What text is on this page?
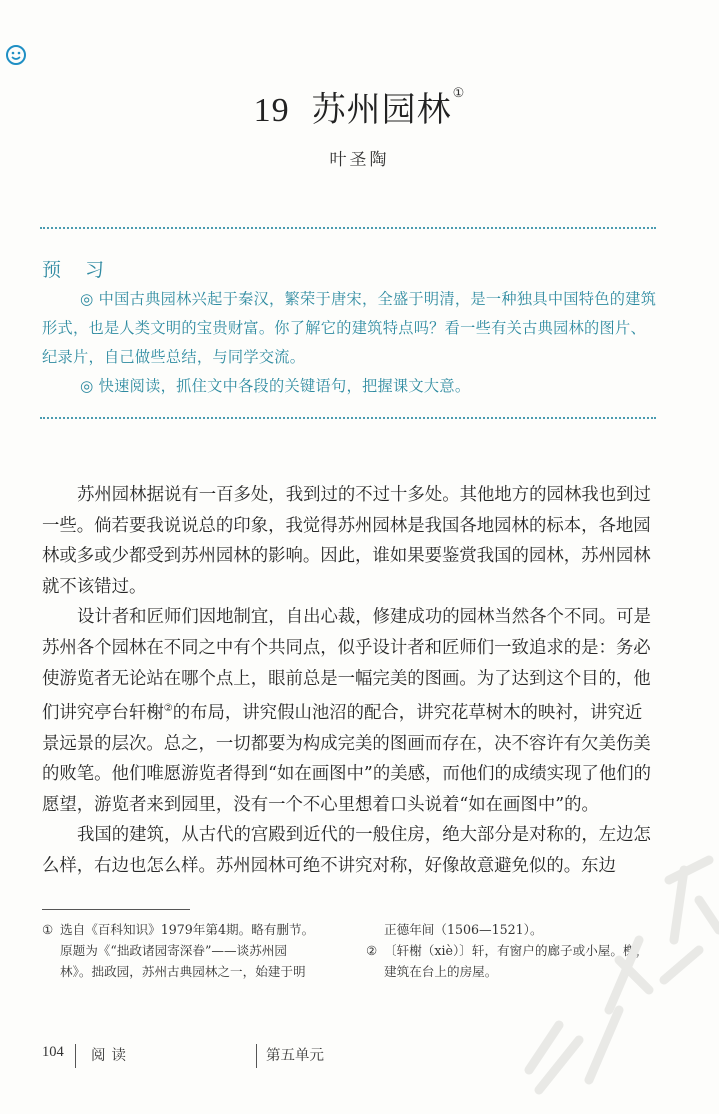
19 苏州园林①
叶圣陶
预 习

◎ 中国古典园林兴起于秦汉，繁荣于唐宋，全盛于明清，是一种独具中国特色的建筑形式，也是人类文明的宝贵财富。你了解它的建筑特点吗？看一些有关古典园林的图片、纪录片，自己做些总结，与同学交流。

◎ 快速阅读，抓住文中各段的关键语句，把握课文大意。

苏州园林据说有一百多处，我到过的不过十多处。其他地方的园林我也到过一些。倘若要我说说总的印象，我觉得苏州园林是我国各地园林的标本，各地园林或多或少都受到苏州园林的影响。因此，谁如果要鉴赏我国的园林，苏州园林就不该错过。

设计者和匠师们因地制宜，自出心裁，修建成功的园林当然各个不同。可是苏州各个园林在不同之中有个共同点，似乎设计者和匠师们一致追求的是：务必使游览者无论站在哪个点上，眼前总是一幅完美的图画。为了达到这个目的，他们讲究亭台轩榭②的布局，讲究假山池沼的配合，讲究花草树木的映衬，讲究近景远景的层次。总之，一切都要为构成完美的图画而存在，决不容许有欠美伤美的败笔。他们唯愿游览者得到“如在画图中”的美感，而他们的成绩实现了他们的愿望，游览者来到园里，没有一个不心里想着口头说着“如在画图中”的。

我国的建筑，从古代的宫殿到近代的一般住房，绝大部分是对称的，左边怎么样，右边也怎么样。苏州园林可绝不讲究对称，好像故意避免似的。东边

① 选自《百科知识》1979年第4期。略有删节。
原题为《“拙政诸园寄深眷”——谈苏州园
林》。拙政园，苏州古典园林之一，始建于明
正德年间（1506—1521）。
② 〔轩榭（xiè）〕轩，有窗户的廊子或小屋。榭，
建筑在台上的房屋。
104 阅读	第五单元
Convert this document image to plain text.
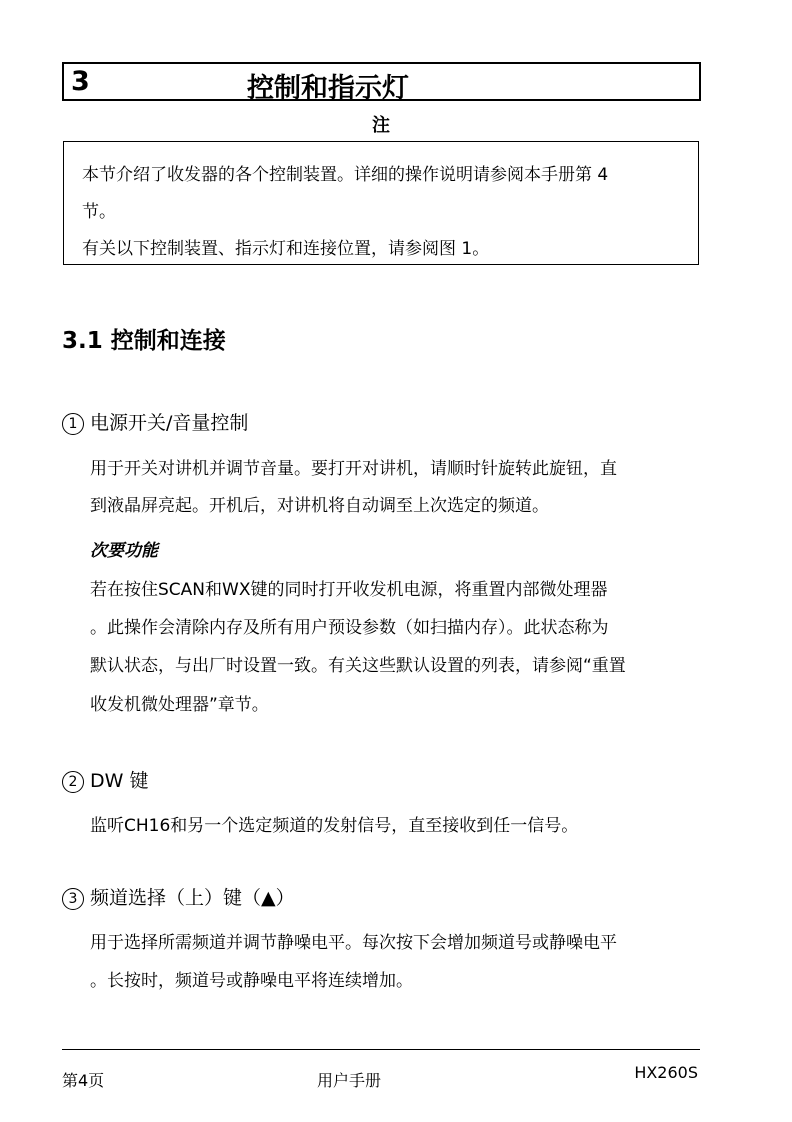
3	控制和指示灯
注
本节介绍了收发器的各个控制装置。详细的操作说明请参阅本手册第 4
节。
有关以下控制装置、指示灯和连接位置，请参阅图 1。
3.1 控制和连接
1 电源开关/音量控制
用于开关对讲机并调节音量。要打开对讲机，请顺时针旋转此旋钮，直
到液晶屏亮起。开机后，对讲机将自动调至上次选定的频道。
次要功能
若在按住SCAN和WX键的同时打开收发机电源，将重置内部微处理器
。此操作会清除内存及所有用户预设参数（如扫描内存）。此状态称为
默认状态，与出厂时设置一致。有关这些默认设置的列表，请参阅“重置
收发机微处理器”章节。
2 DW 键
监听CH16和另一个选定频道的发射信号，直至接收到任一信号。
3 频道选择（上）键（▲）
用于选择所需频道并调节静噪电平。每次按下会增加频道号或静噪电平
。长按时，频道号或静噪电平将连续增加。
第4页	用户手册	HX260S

---

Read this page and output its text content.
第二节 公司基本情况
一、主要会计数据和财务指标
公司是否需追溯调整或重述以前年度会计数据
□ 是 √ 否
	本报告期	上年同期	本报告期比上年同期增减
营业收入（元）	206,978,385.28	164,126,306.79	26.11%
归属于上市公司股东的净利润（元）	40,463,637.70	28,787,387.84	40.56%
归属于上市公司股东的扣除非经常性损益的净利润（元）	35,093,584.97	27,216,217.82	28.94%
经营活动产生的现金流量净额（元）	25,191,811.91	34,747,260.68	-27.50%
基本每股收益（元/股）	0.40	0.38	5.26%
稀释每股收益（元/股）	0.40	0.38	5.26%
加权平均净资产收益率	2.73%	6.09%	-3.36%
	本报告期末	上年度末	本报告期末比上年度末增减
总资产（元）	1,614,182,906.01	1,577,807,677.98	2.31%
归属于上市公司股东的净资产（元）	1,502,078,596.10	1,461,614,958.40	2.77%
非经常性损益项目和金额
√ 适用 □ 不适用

---

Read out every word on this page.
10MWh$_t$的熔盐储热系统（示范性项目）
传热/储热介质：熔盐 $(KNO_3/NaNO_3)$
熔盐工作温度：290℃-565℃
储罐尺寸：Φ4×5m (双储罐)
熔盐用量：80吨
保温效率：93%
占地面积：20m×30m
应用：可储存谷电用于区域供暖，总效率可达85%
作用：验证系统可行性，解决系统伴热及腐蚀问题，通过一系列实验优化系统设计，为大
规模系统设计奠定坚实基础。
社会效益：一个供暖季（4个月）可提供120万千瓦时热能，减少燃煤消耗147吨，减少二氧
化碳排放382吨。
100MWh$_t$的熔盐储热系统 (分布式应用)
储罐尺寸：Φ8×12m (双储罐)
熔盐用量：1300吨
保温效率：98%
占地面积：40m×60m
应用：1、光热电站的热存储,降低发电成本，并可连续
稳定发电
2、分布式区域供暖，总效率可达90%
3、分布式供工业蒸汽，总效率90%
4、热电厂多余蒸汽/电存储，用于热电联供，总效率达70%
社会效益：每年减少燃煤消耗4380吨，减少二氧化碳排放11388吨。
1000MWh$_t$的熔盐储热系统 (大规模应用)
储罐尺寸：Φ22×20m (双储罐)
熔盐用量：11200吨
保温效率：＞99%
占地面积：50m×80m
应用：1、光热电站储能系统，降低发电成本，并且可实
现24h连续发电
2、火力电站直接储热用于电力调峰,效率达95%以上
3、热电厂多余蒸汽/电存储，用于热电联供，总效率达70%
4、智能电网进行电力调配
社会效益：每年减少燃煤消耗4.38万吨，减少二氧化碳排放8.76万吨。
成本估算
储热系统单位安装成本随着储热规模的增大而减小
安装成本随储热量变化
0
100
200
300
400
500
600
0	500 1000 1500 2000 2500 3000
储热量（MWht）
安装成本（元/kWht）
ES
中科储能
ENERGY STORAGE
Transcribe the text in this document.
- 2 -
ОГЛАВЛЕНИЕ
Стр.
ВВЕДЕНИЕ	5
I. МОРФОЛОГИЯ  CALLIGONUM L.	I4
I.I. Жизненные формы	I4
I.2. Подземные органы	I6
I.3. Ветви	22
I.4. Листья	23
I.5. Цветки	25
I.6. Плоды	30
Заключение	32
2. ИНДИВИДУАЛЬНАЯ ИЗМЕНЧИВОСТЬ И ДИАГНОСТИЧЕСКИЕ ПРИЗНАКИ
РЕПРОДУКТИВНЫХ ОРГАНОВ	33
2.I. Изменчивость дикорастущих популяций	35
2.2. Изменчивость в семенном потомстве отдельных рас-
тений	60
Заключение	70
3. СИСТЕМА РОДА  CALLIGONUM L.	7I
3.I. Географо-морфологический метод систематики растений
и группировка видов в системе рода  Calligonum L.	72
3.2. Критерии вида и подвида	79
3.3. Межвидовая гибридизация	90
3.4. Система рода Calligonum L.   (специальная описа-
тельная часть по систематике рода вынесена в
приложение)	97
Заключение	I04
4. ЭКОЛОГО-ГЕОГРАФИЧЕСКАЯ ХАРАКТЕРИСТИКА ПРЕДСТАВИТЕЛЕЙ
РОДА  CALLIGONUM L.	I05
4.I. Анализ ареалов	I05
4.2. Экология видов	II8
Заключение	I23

---

**Goal**
Your task is to gather every line with the word "社会效益" and copy it.

**Answer to this exercise**
社会效益：一个供暖季（4个月）可提供120万千瓦时热能，减少燃煤消耗147吨，减少二氧
社会效益：每年减少燃煤消耗4380吨，减少二氧化碳排放11388吨。
社会效益：每年减少燃煤消耗4.38万吨，减少二氧化碳排放8.76万吨。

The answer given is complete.